Task inputs:
== == ==

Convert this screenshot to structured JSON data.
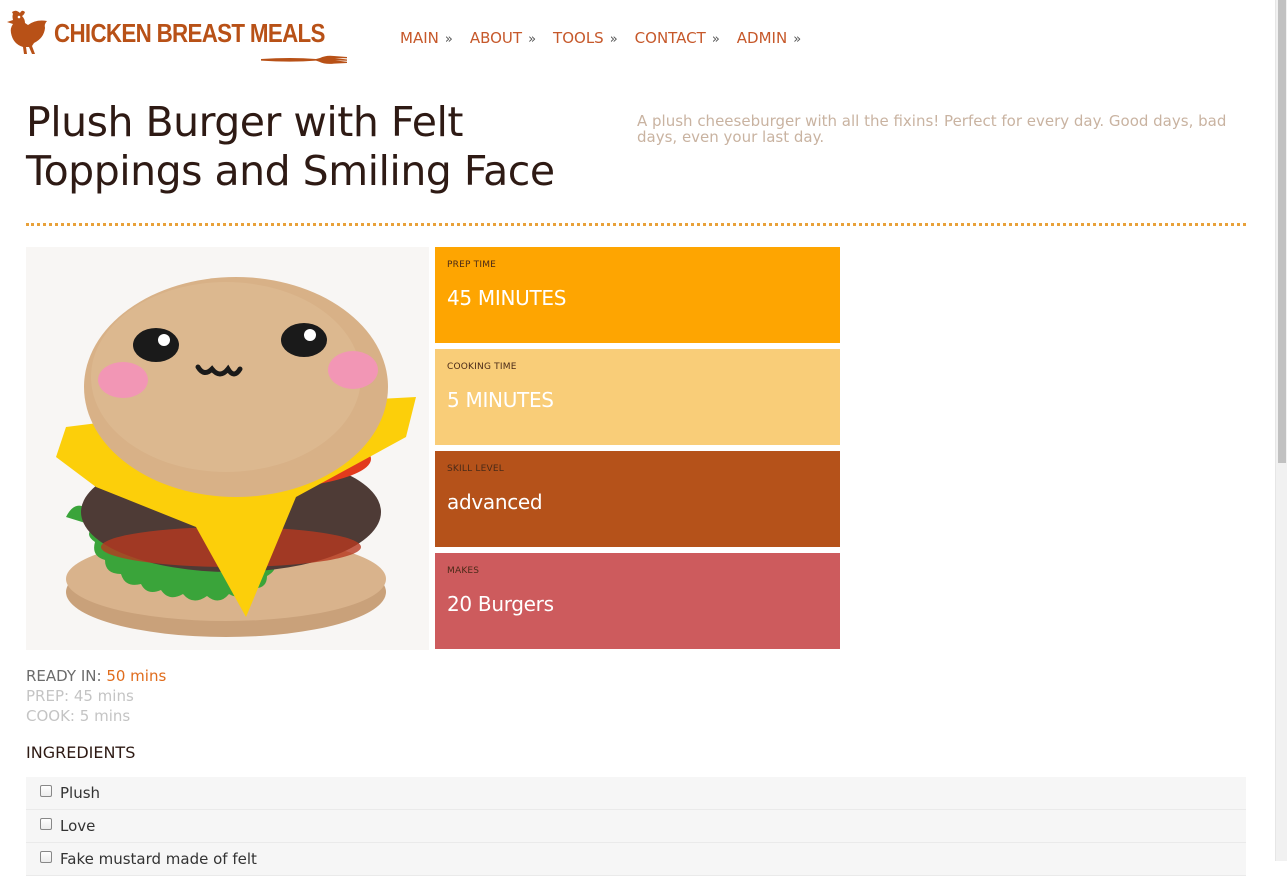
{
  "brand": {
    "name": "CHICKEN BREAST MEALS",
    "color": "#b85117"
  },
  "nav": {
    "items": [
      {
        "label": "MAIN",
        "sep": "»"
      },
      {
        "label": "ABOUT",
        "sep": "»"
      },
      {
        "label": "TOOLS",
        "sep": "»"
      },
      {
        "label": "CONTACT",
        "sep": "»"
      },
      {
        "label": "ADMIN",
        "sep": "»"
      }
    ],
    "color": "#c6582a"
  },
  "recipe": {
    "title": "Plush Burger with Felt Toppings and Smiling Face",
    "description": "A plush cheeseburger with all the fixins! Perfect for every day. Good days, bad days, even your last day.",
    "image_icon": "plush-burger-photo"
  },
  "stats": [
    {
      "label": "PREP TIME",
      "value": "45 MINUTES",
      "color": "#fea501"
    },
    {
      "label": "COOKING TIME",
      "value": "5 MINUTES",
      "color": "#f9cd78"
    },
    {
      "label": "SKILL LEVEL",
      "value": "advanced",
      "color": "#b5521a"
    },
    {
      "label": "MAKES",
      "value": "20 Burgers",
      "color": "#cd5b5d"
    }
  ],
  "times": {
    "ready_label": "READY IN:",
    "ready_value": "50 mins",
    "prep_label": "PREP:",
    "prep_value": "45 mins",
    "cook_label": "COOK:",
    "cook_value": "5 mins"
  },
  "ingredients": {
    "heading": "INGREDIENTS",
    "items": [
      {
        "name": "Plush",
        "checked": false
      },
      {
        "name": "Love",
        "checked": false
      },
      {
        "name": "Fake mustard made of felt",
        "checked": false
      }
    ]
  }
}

== == ==

The request:
Select every line of the records holding the string "color".

Response to this exercise:
    "color": "#b85117"
    "color": "#c6582a"
      "color": "#fea501"
      "color": "#f9cd78"
      "color": "#b5521a"
      "color": "#cd5b5d"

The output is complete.